===== Supplied records =====
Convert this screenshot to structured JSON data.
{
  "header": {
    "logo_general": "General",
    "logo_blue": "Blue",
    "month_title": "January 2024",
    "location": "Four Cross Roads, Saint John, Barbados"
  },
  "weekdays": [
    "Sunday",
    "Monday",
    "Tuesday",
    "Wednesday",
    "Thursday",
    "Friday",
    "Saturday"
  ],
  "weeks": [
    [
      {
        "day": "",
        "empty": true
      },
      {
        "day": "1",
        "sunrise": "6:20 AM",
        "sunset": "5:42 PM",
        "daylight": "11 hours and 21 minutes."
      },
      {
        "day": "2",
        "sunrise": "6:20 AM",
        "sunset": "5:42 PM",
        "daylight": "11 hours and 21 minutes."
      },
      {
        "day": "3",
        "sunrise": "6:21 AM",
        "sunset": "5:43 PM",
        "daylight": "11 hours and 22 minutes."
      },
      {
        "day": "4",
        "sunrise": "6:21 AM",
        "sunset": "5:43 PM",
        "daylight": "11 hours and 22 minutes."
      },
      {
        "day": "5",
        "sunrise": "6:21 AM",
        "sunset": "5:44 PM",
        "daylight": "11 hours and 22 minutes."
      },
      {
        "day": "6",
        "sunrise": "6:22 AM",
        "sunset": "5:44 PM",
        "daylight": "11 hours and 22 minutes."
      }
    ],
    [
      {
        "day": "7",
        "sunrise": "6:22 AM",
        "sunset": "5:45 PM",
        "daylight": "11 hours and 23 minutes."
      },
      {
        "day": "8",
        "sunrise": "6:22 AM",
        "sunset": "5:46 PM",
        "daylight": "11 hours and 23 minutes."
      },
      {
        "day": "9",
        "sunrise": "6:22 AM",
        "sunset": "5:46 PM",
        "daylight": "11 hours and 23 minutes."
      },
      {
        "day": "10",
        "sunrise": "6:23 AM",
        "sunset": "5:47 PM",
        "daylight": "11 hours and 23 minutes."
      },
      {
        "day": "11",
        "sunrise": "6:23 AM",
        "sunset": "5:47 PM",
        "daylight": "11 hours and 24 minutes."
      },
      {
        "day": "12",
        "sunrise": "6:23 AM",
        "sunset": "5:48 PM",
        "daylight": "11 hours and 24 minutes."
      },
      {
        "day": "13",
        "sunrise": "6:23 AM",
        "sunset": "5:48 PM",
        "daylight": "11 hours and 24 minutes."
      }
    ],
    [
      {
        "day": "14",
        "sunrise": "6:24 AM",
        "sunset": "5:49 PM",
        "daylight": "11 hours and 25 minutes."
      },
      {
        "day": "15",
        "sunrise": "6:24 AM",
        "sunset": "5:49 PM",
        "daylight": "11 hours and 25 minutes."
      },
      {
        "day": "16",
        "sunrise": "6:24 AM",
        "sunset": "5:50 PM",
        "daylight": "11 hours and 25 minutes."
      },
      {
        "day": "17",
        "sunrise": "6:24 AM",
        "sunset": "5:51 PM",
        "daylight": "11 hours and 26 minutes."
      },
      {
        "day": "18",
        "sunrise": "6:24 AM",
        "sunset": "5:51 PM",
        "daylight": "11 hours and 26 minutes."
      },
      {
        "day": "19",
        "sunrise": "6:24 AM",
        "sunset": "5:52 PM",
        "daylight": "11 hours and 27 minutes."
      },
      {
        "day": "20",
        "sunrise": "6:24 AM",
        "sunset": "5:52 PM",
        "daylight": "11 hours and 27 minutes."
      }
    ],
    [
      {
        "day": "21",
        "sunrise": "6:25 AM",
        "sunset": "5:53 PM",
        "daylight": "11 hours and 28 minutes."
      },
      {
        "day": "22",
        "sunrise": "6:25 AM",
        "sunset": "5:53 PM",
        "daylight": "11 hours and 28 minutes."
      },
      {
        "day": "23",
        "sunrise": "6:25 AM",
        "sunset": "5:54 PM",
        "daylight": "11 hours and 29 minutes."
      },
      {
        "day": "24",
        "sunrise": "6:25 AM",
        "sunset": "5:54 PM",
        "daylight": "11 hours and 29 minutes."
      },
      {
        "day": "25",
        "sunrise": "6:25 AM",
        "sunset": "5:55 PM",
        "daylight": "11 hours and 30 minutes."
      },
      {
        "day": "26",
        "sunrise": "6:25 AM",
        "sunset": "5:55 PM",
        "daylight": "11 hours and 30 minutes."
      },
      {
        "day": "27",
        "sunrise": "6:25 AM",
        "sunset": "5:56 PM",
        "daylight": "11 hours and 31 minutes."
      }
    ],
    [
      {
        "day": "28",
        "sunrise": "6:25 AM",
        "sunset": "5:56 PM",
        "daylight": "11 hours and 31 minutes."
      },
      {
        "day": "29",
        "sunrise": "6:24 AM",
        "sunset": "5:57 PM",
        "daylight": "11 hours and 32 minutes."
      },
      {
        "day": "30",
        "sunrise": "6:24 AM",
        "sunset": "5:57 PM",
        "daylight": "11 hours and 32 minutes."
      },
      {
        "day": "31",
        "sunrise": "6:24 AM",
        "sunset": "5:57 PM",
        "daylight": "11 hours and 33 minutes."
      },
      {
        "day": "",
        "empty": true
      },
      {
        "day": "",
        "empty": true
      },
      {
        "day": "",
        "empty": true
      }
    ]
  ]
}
=====
What the task asks: Output the entries exactly.

Finished task:
Convert this screenshot to structured JSON data.
{
  "header": {
    "logo_general": "General",
    "logo_blue": "Blue",
    "month_title": "January 2024",
    "location": "Four Cross Roads, Saint John, Barbados"
  },
  "weekdays": [
    "Sunday",
    "Monday",
    "Tuesday",
    "Wednesday",
    "Thursday",
    "Friday",
    "Saturday"
  ],
  "weeks": [
    [
      {
        "day": "",
        "empty": true
      },
      {
        "day": "1",
        "sunrise": "6:20 AM",
        "sunset": "5:42 PM",
        "daylight": "11 hours and 21 minutes."
      },
      {
        "day": "2",
        "sunrise": "6:20 AM",
        "sunset": "5:42 PM",
        "daylight": "11 hours and 21 minutes."
      },
      {
        "day": "3",
        "sunrise": "6:21 AM",
        "sunset": "5:43 PM",
        "daylight": "11 hours and 22 minutes."
      },
      {
        "day": "4",
        "sunrise": "6:21 AM",
        "sunset": "5:43 PM",
        "daylight": "11 hours and 22 minutes."
      },
      {
        "day": "5",
        "sunrise": "6:21 AM",
        "sunset": "5:44 PM",
        "daylight": "11 hours and 22 minutes."
      },
      {
        "day": "6",
        "sunrise": "6:22 AM",
        "sunset": "5:44 PM",
        "daylight": "11 hours and 22 minutes."
      }
    ],
    [
      {
        "day": "7",
        "sunrise": "6:22 AM",
        "sunset": "5:45 PM",
        "daylight": "11 hours and 23 minutes."
      },
      {
        "day": "8",
        "sunrise": "6:22 AM",
        "sunset": "5:46 PM",
        "daylight": "11 hours and 23 minutes."
      },
      {
        "day": "9",
        "sunrise": "6:22 AM",
        "sunset": "5:46 PM",
        "daylight": "11 hours and 23 minutes."
      },
      {
        "day": "10",
        "sunrise": "6:23 AM",
        "sunset": "5:47 PM",
        "daylight": "11 hours and 23 minutes."
      },
      {
        "day": "11",
        "sunrise": "6:23 AM",
        "sunset": "5:47 PM",
        "daylight": "11 hours and 24 minutes."
      },
      {
        "day": "12",
        "sunrise": "6:23 AM",
        "sunset": "5:48 PM",
        "daylight": "11 hours and 24 minutes."
      },
      {
        "day": "13",
        "sunrise": "6:23 AM",
        "sunset": "5:48 PM",
        "daylight": "11 hours and 24 minutes."
      }
    ],
    [
      {
        "day": "14",
        "sunrise": "6:24 AM",
        "sunset": "5:49 PM",
        "daylight": "11 hours and 25 minutes."
      },
      {
        "day": "15",
        "sunrise": "6:24 AM",
        "sunset": "5:49 PM",
        "daylight": "11 hours and 25 minutes."
      },
      {
        "day": "16",
        "sunrise": "6:24 AM",
        "sunset": "5:50 PM",
        "daylight": "11 hours and 25 minutes."
      },
      {
        "day": "17",
        "sunrise": "6:24 AM",
        "sunset": "5:51 PM",
        "daylight": "11 hours and 26 minutes."
      },
      {
        "day": "18",
        "sunrise": "6:24 AM",
        "sunset": "5:51 PM",
        "daylight": "11 hours and 26 minutes."
      },
      {
        "day": "19",
        "sunrise": "6:24 AM",
        "sunset": "5:52 PM",
        "daylight": "11 hours and 27 minutes."
      },
      {
        "day": "20",
        "sunrise": "6:24 AM",
        "sunset": "5:52 PM",
        "daylight": "11 hours and 27 minutes."
      }
    ],
    [
      {
        "day": "21",
        "sunrise": "6:25 AM",
        "sunset": "5:53 PM",
        "daylight": "11 hours and 28 minutes."
      },
      {
        "day": "22",
        "sunrise": "6:25 AM",
        "sunset": "5:53 PM",
        "daylight": "11 hours and 28 minutes."
      },
      {
        "day": "23",
        "sunrise": "6:25 AM",
        "sunset": "5:54 PM",
        "daylight": "11 hours and 29 minutes."
      },
      {
        "day": "24",
        "sunrise": "6:25 AM",
        "sunset": "5:54 PM",
        "daylight": "11 hours and 29 minutes."
      },
      {
        "day": "25",
        "sunrise": "6:25 AM",
        "sunset": "5:55 PM",
        "daylight": "11 hours and 30 minutes."
      },
      {
        "day": "26",
        "sunrise": "6:25 AM",
        "sunset": "5:55 PM",
        "daylight": "11 hours and 30 minutes."
      },
      {
        "day": "27",
        "sunrise": "6:25 AM",
        "sunset": "5:56 PM",
        "daylight": "11 hours and 31 minutes."
      }
    ],
    [
      {
        "day": "28",
        "sunrise": "6:25 AM",
        "sunset": "5:56 PM",
        "daylight": "11 hours and 31 minutes."
      },
      {
        "day": "29",
        "sunrise": "6:24 AM",
        "sunset": "5:57 PM",
        "daylight": "11 hours and 32 minutes."
      },
      {
        "day": "30",
        "sunrise": "6:24 AM",
        "sunset": "5:57 PM",
        "daylight": "11 hours and 32 minutes."
      },
      {
        "day": "31",
        "sunrise": "6:24 AM",
        "sunset": "5:57 PM",
        "daylight": "11 hours and 33 minutes."
      },
      {
        "day": "",
        "empty": true
      },
      {
        "day": "",
        "empty": true
      },
      {
        "day": "",
        "empty": true
      }
    ]
  ]
}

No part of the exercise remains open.